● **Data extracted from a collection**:
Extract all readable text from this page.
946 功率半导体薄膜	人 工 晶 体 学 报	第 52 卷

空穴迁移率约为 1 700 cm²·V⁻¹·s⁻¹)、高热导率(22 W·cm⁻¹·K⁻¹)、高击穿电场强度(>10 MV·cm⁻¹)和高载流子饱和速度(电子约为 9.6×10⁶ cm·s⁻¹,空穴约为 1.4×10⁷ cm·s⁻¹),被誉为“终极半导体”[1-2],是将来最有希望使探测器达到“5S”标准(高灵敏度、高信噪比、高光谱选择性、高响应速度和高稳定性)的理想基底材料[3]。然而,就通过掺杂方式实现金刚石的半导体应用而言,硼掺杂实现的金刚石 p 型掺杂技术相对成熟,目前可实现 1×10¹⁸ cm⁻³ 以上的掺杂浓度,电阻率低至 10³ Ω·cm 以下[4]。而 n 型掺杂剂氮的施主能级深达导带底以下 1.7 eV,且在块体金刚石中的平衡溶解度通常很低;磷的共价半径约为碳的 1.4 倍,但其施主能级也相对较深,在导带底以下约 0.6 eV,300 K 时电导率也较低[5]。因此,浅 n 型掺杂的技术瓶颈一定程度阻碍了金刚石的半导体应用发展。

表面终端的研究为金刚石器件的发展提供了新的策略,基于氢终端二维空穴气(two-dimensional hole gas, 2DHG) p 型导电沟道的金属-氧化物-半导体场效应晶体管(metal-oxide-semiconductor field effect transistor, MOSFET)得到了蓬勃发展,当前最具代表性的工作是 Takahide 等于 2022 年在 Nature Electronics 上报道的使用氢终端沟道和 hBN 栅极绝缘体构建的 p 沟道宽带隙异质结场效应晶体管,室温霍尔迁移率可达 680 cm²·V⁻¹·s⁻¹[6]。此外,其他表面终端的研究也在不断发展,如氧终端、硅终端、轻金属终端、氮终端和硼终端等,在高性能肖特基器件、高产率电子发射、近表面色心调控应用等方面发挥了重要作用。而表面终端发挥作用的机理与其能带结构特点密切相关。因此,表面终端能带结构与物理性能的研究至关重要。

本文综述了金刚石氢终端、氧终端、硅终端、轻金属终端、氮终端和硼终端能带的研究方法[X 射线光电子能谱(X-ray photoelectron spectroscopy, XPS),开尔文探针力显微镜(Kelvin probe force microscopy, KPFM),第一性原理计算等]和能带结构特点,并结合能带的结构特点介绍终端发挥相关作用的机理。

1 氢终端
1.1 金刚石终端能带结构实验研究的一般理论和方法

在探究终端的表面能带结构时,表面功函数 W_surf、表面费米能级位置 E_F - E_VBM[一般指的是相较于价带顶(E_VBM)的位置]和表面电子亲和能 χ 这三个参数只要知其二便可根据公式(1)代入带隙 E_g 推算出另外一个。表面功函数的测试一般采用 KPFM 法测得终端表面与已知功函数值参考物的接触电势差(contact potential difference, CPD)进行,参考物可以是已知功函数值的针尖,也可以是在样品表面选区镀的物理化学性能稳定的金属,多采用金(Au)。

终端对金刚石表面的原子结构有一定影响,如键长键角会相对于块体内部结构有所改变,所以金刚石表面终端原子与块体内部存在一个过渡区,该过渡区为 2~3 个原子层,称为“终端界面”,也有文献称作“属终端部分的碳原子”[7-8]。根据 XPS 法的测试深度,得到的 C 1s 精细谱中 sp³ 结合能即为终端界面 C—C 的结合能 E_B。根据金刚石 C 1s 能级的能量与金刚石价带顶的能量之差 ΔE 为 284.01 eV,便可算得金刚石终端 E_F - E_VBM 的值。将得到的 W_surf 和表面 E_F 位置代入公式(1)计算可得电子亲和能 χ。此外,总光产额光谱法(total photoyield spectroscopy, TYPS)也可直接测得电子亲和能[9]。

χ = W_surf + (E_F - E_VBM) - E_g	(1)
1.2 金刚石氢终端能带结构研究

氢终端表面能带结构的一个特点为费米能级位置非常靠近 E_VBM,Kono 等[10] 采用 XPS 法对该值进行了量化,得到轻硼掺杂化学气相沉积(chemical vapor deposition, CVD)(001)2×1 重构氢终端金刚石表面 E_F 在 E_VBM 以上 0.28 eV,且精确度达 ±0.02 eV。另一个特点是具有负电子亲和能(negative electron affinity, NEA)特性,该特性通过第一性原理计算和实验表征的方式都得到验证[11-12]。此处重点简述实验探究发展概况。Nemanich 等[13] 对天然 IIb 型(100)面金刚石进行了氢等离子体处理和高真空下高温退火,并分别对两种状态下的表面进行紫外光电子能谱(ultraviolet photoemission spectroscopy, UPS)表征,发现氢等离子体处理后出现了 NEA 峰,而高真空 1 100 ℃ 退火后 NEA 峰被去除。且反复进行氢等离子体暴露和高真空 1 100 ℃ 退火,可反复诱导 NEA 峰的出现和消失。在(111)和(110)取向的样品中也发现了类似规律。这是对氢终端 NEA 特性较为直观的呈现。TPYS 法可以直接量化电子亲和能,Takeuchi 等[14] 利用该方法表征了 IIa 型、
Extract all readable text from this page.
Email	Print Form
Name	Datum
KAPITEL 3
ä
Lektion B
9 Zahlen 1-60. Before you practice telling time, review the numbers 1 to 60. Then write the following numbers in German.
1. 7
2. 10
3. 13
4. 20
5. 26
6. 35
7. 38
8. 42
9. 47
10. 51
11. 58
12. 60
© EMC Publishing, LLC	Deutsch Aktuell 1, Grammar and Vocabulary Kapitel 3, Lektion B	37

● **WRITTEN PROBLEM**: All of the entries above must be quoted exactly.

● **EXERCISE OUTPUT**:
Extract all readable text from this page.
946 功率半导体薄膜	人 工 晶 体 学 报	第 52 卷

空穴迁移率约为 1 700 cm²·V⁻¹·s⁻¹)、高热导率(22 W·cm⁻¹·K⁻¹)、高击穿电场强度(>10 MV·cm⁻¹)和高载流子饱和速度(电子约为 9.6×10⁶ cm·s⁻¹,空穴约为 1.4×10⁷ cm·s⁻¹),被誉为“终极半导体”[1-2],是将来最有希望使探测器达到“5S”标准(高灵敏度、高信噪比、高光谱选择性、高响应速度和高稳定性)的理想基底材料[3]。然而,就通过掺杂方式实现金刚石的半导体应用而言,硼掺杂实现的金刚石 p 型掺杂技术相对成熟,目前可实现 1×10¹⁸ cm⁻³ 以上的掺杂浓度,电阻率低至 10³ Ω·cm 以下[4]。而 n 型掺杂剂氮的施主能级深达导带底以下 1.7 eV,且在块体金刚石中的平衡溶解度通常很低;磷的共价半径约为碳的 1.4 倍,但其施主能级也相对较深,在导带底以下约 0.6 eV,300 K 时电导率也较低[5]。因此,浅 n 型掺杂的技术瓶颈一定程度阻碍了金刚石的半导体应用发展。

表面终端的研究为金刚石器件的发展提供了新的策略,基于氢终端二维空穴气(two-dimensional hole gas, 2DHG) p 型导电沟道的金属-氧化物-半导体场效应晶体管(metal-oxide-semiconductor field effect transistor, MOSFET)得到了蓬勃发展,当前最具代表性的工作是 Takahide 等于 2022 年在 Nature Electronics 上报道的使用氢终端沟道和 hBN 栅极绝缘体构建的 p 沟道宽带隙异质结场效应晶体管,室温霍尔迁移率可达 680 cm²·V⁻¹·s⁻¹[6]。此外,其他表面终端的研究也在不断发展,如氧终端、硅终端、轻金属终端、氮终端和硼终端等,在高性能肖特基器件、高产率电子发射、近表面色心调控应用等方面发挥了重要作用。而表面终端发挥作用的机理与其能带结构特点密切相关。因此,表面终端能带结构与物理性能的研究至关重要。

本文综述了金刚石氢终端、氧终端、硅终端、轻金属终端、氮终端和硼终端能带的研究方法[X 射线光电子能谱(X-ray photoelectron spectroscopy, XPS),开尔文探针力显微镜(Kelvin probe force microscopy, KPFM),第一性原理计算等]和能带结构特点,并结合能带的结构特点介绍终端发挥相关作用的机理。

1 氢终端
1.1 金刚石终端能带结构实验研究的一般理论和方法

在探究终端的表面能带结构时,表面功函数 W_surf、表面费米能级位置 E_F - E_VBM[一般指的是相较于价带顶(E_VBM)的位置]和表面电子亲和能 χ 这三个参数只要知其二便可根据公式(1)代入带隙 E_g 推算出另外一个。表面功函数的测试一般采用 KPFM 法测得终端表面与已知功函数值参考物的接触电势差(contact potential difference, CPD)进行,参考物可以是已知功函数值的针尖,也可以是在样品表面选区镀的物理化学性能稳定的金属,多采用金(Au)。

终端对金刚石表面的原子结构有一定影响,如键长键角会相对于块体内部结构有所改变,所以金刚石表面终端原子与块体内部存在一个过渡区,该过渡区为 2~3 个原子层,称为“终端界面”,也有文献称作“属终端部分的碳原子”[7-8]。根据 XPS 法的测试深度,得到的 C 1s 精细谱中 sp³ 结合能即为终端界面 C—C 的结合能 E_B。根据金刚石 C 1s 能级的能量与金刚石价带顶的能量之差 ΔE 为 284.01 eV,便可算得金刚石终端 E_F - E_VBM 的值。将得到的 W_surf 和表面 E_F 位置代入公式(1)计算可得电子亲和能 χ。此外,总光产额光谱法(total photoyield spectroscopy, TYPS)也可直接测得电子亲和能[9]。

χ = W_surf + (E_F - E_VBM) - E_g	(1)
1.2 金刚石氢终端能带结构研究

氢终端表面能带结构的一个特点为费米能级位置非常靠近 E_VBM,Kono 等[10] 采用 XPS 法对该值进行了量化,得到轻硼掺杂化学气相沉积(chemical vapor deposition, CVD)(001)2×1 重构氢终端金刚石表面 E_F 在 E_VBM 以上 0.28 eV,且精确度达 ±0.02 eV。另一个特点是具有负电子亲和能(negative electron affinity, NEA)特性,该特性通过第一性原理计算和实验表征的方式都得到验证[11-12]。此处重点简述实验探究发展概况。Nemanich 等[13] 对天然 IIb 型(100)面金刚石进行了氢等离子体处理和高真空下高温退火,并分别对两种状态下的表面进行紫外光电子能谱(ultraviolet photoemission spectroscopy, UPS)表征,发现氢等离子体处理后出现了 NEA 峰,而高真空 1 100 ℃ 退火后 NEA 峰被去除。且反复进行氢等离子体暴露和高真空 1 100 ℃ 退火,可反复诱导 NEA 峰的出现和消失。在(111)和(110)取向的样品中也发现了类似规律。这是对氢终端 NEA 特性较为直观的呈现。TPYS 法可以直接量化电子亲和能,Takeuchi 等[14] 利用该方法表征了 IIa 型、
Extract all readable text from this page.
Email	Print Form
Name	Datum
KAPITEL 3
ä
Lektion B
9 Zahlen 1-60. Before you practice telling time, review the numbers 1 to 60. Then write the following numbers in German.
1. 7
2. 10
3. 13
4. 20
5. 26
6. 35
7. 38
8. 42
9. 47
10. 51
11. 58
12. 60
© EMC Publishing, LLC	Deutsch Aktuell 1, Grammar and Vocabulary Kapitel 3, Lektion B	37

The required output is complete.